Data provided >>
────────────────────

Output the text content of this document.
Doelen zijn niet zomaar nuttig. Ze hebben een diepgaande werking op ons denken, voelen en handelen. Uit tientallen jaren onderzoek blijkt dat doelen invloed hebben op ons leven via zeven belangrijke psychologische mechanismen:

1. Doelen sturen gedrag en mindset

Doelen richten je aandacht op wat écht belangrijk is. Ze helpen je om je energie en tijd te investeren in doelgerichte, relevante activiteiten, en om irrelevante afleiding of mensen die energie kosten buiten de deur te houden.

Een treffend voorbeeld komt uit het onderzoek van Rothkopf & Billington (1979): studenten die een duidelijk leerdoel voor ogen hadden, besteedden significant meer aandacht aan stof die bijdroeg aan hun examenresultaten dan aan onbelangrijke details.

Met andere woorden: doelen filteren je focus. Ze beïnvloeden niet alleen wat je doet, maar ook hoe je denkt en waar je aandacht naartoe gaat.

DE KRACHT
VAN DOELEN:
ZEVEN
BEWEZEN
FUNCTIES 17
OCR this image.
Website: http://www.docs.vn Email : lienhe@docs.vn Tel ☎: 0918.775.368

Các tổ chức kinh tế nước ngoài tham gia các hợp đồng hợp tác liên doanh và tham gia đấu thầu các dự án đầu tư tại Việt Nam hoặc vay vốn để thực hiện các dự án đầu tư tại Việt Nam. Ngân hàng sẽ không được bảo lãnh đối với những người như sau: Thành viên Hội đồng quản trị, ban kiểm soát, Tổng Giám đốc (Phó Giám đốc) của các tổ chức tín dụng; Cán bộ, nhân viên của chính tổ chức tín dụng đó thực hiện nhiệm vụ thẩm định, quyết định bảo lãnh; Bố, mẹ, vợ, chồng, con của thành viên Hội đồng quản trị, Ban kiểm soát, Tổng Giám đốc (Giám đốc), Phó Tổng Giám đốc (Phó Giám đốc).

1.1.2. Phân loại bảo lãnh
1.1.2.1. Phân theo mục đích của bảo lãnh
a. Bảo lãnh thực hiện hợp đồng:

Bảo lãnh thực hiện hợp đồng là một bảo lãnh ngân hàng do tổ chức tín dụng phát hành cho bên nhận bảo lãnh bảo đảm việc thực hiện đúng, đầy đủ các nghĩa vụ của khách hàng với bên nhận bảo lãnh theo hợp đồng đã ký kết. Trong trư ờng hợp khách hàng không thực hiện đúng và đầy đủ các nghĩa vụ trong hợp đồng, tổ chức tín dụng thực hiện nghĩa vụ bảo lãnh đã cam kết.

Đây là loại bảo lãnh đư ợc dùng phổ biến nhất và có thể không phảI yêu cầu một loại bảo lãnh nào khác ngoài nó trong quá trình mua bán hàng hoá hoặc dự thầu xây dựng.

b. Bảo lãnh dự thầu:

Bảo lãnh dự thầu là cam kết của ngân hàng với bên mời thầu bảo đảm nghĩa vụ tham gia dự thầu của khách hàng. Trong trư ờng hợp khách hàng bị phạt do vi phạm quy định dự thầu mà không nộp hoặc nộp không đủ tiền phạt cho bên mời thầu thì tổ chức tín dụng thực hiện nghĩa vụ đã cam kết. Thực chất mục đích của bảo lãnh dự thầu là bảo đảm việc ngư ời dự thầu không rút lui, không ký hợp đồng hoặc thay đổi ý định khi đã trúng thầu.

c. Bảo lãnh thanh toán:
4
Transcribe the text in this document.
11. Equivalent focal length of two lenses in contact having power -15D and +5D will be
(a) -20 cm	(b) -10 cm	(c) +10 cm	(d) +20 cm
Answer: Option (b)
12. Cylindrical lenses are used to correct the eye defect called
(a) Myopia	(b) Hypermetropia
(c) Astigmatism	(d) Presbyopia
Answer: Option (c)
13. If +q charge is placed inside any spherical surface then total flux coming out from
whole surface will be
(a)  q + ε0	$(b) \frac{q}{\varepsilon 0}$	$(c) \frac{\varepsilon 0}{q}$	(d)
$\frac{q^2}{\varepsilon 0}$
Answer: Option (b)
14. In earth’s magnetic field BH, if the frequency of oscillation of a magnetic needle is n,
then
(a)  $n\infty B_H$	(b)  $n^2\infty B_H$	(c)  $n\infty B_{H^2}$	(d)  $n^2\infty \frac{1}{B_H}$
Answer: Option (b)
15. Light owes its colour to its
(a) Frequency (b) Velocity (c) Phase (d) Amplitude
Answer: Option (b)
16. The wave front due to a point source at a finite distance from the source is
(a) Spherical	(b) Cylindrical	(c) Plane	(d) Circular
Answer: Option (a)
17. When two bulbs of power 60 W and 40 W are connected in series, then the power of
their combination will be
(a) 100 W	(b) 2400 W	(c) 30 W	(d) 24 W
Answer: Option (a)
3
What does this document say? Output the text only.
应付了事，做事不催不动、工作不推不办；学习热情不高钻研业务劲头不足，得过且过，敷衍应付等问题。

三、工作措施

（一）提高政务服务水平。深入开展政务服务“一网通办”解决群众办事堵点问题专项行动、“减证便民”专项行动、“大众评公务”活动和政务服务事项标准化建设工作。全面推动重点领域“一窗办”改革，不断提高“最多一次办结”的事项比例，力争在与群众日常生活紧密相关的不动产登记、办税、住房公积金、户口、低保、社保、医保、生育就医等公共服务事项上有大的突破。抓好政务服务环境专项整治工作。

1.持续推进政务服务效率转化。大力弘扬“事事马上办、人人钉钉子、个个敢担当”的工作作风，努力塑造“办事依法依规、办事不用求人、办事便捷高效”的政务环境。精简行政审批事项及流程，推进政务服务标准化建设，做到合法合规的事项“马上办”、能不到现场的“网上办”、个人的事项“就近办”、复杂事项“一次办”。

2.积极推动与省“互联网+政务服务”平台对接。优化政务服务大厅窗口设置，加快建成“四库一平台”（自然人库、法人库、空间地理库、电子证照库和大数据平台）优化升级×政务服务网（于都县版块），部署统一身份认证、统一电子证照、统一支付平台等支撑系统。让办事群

────────────────────

What you are asked to do >>
Go through the entries and return each line where the word "Cylindrical" appears.

Exercise answer >>
12. Cylindrical lenses are used to correct the eye defect called
(a) Spherical	(b) Cylindrical	(c) Plane	(d) Circular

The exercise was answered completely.